══ EXTRACTED MATERIAL ══

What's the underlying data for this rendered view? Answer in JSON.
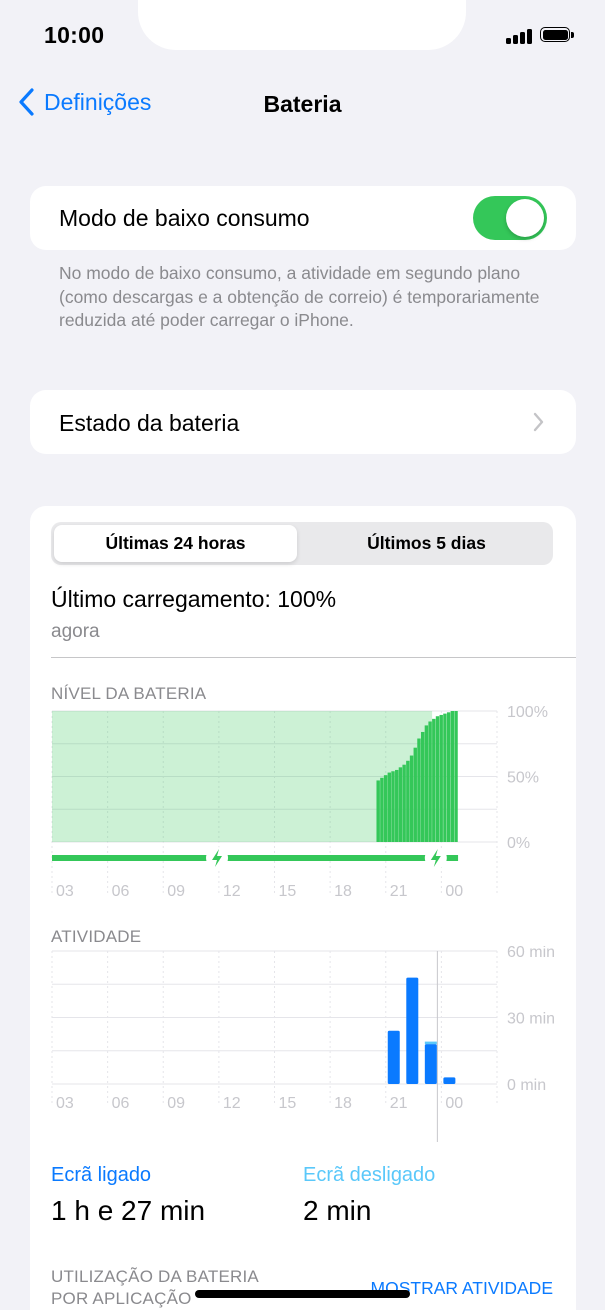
{
  "status_bar": {
    "time": "10:00"
  },
  "nav": {
    "back_label": "Definições",
    "title": "Bateria"
  },
  "low_power": {
    "label": "Modo de baixo consumo",
    "enabled": true,
    "footnote": "No modo de baixo consumo, a atividade em segundo plano (como descargas e a obtenção de correio) é temporariamente reduzida até poder carregar o iPhone."
  },
  "battery_health": {
    "label": "Estado da bateria"
  },
  "usage": {
    "segments": [
      "Últimas 24 horas",
      "Últimos 5 dias"
    ],
    "selected_segment": 0,
    "last_charge": "Último carregamento: 100%",
    "last_charge_time": "agora",
    "screen_on_label": "Ecrã ligado",
    "screen_on_value": "1 h e 27 min",
    "screen_off_label": "Ecrã desligado",
    "screen_off_value": "2 min",
    "app_usage_label": "UTILIZAÇÃO DA BATERIA POR APLICAÇÃO",
    "show_activity": "MOSTRAR ATIVIDADE"
  },
  "colors": {
    "accent": "#0a7aff",
    "green": "#34c759",
    "battery_green": "#4cd964",
    "activity_blue": "#0a7aff"
  },
  "chart_data": [
    {
      "type": "bar",
      "title": "NÍVEL DA BATERIA",
      "unit": "%",
      "ylim": [
        0,
        100
      ],
      "y_ticks": [
        "100%",
        "50%",
        "0%"
      ],
      "x_ticks": [
        "03",
        "06",
        "09",
        "12",
        "15",
        "18",
        "21",
        "00"
      ],
      "hours_span": 24,
      "charging_band_start_hour": 0,
      "charging_band_end_hour": 20.5,
      "charging_band_level": 100,
      "charging_markers_hours": [
        8.9,
        20.7
      ],
      "bars": [
        {
          "hour": 17.5,
          "value": 47
        },
        {
          "hour": 17.7,
          "value": 49
        },
        {
          "hour": 17.9,
          "value": 51
        },
        {
          "hour": 18.1,
          "value": 53
        },
        {
          "hour": 18.3,
          "value": 54
        },
        {
          "hour": 18.5,
          "value": 55
        },
        {
          "hour": 18.7,
          "value": 57
        },
        {
          "hour": 18.9,
          "value": 59
        },
        {
          "hour": 19.1,
          "value": 62
        },
        {
          "hour": 19.3,
          "value": 66
        },
        {
          "hour": 19.5,
          "value": 72
        },
        {
          "hour": 19.7,
          "value": 79
        },
        {
          "hour": 19.9,
          "value": 84
        },
        {
          "hour": 20.1,
          "value": 89
        },
        {
          "hour": 20.3,
          "value": 92
        },
        {
          "hour": 20.5,
          "value": 94
        },
        {
          "hour": 20.7,
          "value": 96
        },
        {
          "hour": 20.9,
          "value": 97
        },
        {
          "hour": 21.1,
          "value": 98
        },
        {
          "hour": 21.3,
          "value": 99
        },
        {
          "hour": 21.5,
          "value": 100
        },
        {
          "hour": 21.7,
          "value": 100
        }
      ]
    },
    {
      "type": "bar",
      "title": "ATIVIDADE",
      "unit": "min",
      "ylim": [
        0,
        60
      ],
      "y_ticks": [
        "60 min",
        "30 min",
        "0 min"
      ],
      "x_ticks": [
        "03",
        "06",
        "09",
        "12",
        "15",
        "18",
        "21",
        "00"
      ],
      "hours_span": 24,
      "series": [
        {
          "name": "Ecrã ligado",
          "bars": [
            {
              "hour": 18,
              "value": 24
            },
            {
              "hour": 19,
              "value": 48
            },
            {
              "hour": 20,
              "value": 18
            },
            {
              "hour": 21,
              "value": 3
            }
          ]
        },
        {
          "name": "Ecrã desligado",
          "bars": [
            {
              "hour": 20,
              "value": 1
            }
          ]
        }
      ]
    }
  ]
}
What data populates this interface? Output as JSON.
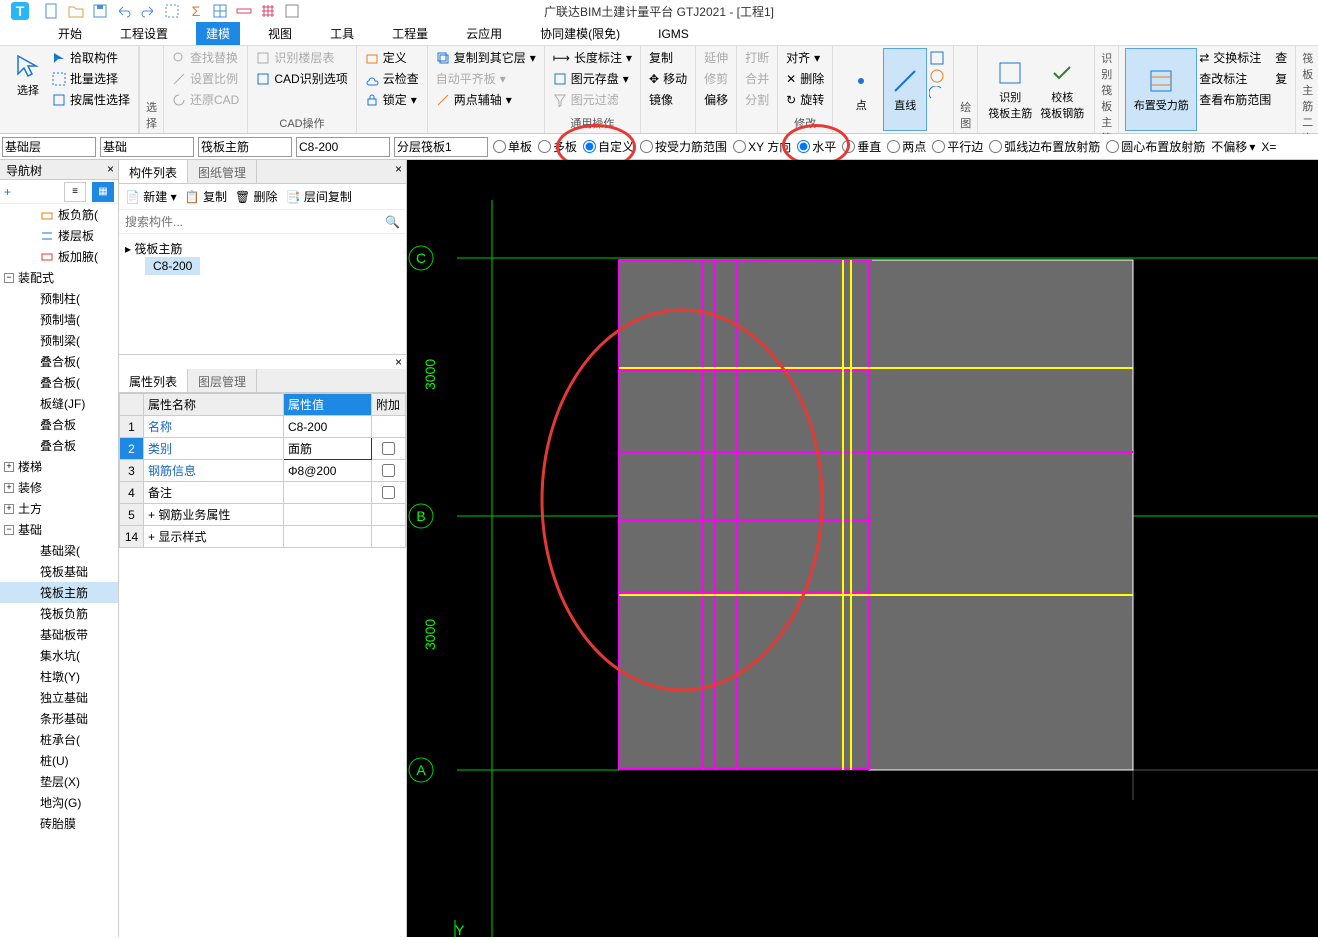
{
  "title": "广联达BIM土建计量平台 GTJ2021 - [工程1]",
  "menu": {
    "start": "开始",
    "settings": "工程设置",
    "model": "建模",
    "view": "视图",
    "tool": "工具",
    "qty": "工程量",
    "cloud": "云应用",
    "collab": "协同建模(限免)",
    "igms": "IGMS"
  },
  "ribbon": {
    "select": {
      "big": "选择",
      "pick": "拾取构件",
      "batch": "批量选择",
      "byprop": "按属性选择",
      "label": "选择"
    },
    "cad": {
      "find": "查找替换",
      "scale": "设置比例",
      "restore": "还原CAD",
      "floor": "识别楼层表",
      "cadopt": "CAD识别选项",
      "label": "CAD操作"
    },
    "common": {
      "define": "定义",
      "cloudcheck": "云检查",
      "lock": "锁定",
      "copyto": "复制到其它层",
      "autoalign": "自动平齐板",
      "twopoint": "两点辅轴",
      "len": "长度标注",
      "save": "图元存盘",
      "filter": "图元过滤",
      "label": "通用操作"
    },
    "modify": {
      "copy": "复制",
      "move": "移动",
      "mirror": "镜像",
      "extend": "延伸",
      "trim": "修剪",
      "offset": "偏移",
      "break": "打断",
      "merge": "合并",
      "split": "分割",
      "align": "对齐",
      "delete": "删除",
      "rotate": "旋转",
      "label": "修改"
    },
    "draw": {
      "point": "点",
      "line": "直线",
      "label": "绘图"
    },
    "recog": {
      "main": "识别\n筏板主筋",
      "check": "校核\n筏板钢筋",
      "label": "识别筏板主筋"
    },
    "place": {
      "btn": "布置受力筋",
      "swap": "交换标注",
      "modify": "查改标注",
      "range": "查看布筋范围",
      "label": "筏板主筋二次编辑",
      "more1": "查",
      "more2": "复"
    }
  },
  "optbar": {
    "d1": "基础层",
    "d2": "基础",
    "d3": "筏板主筋",
    "d4": "C8-200",
    "d5": "分层筏板1",
    "r1": "单板",
    "r2": "多板",
    "r3": "自定义",
    "r4": "按受力筋范围",
    "r5": "XY 方向",
    "r6": "水平",
    "r7": "垂直",
    "r8": "两点",
    "r9": "平行边",
    "r10": "弧线边布置放射筋",
    "r11": "圆心布置放射筋",
    "r12": "不偏移",
    "r13": "X="
  },
  "nav": {
    "title": "导航树",
    "items": {
      "bfj": "板负筋(",
      "lcb": "楼层板",
      "bjf": "板加腋(",
      "zps": "装配式",
      "yzz": "预制柱(",
      "yzq": "预制墙(",
      "yzl": "预制梁(",
      "dhb1": "叠合板(",
      "dhb2": "叠合板(",
      "bf": "板缝(JF)",
      "dhb3": "叠合板",
      "dhb4": "叠合板",
      "lt": "楼梯",
      "zx": "装修",
      "tf": "土方",
      "jc": "基础",
      "jcl": "基础梁(",
      "fbjc": "筏板基础",
      "fbzj": "筏板主筋",
      "fbfj": "筏板负筋",
      "jcbd": "基础板带",
      "jsk": "集水坑(",
      "zd": "柱墩(Y)",
      "dljc": "独立基础",
      "txjc": "条形基础",
      "zct": "桩承台(",
      "zhu": "桩(U)",
      "dc": "垫层(X)",
      "dg": "地沟(G)",
      "last": "砖胎膜"
    }
  },
  "comp": {
    "tab1": "构件列表",
    "tab2": "图纸管理",
    "new": "新建",
    "copy": "复制",
    "del": "删除",
    "layercopy": "层间复制",
    "searchph": "搜索构件...",
    "grp": "筏板主筋",
    "item": "C8-200"
  },
  "prop": {
    "tab1": "属性列表",
    "tab2": "图层管理",
    "h1": "属性名称",
    "h2": "属性值",
    "h3": "附加",
    "r1n": "名称",
    "r1v": "C8-200",
    "r2n": "类别",
    "r2v": "面筋",
    "r3n": "钢筋信息",
    "r3v": "Φ8@200",
    "r4n": "备注",
    "r5n": "钢筋业务属性",
    "r14n": "显示样式"
  },
  "axes": {
    "a": "A",
    "b": "B",
    "c": "C",
    "d1": "3000",
    "d2": "3000",
    "y": "Y"
  }
}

═══

▶ EXERCISE DIRECTIONS:
Collect each line containing the string "title".

▶ WRITTEN SOLUTION:
    "title": "Bateria"
      "title": "NÍVEL DA BATERIA",
      "title": "ATIVIDADE",
  "title": "广联达BIM土建计量平台 GTJ2021 - [工程1]",
    "title": "导航树",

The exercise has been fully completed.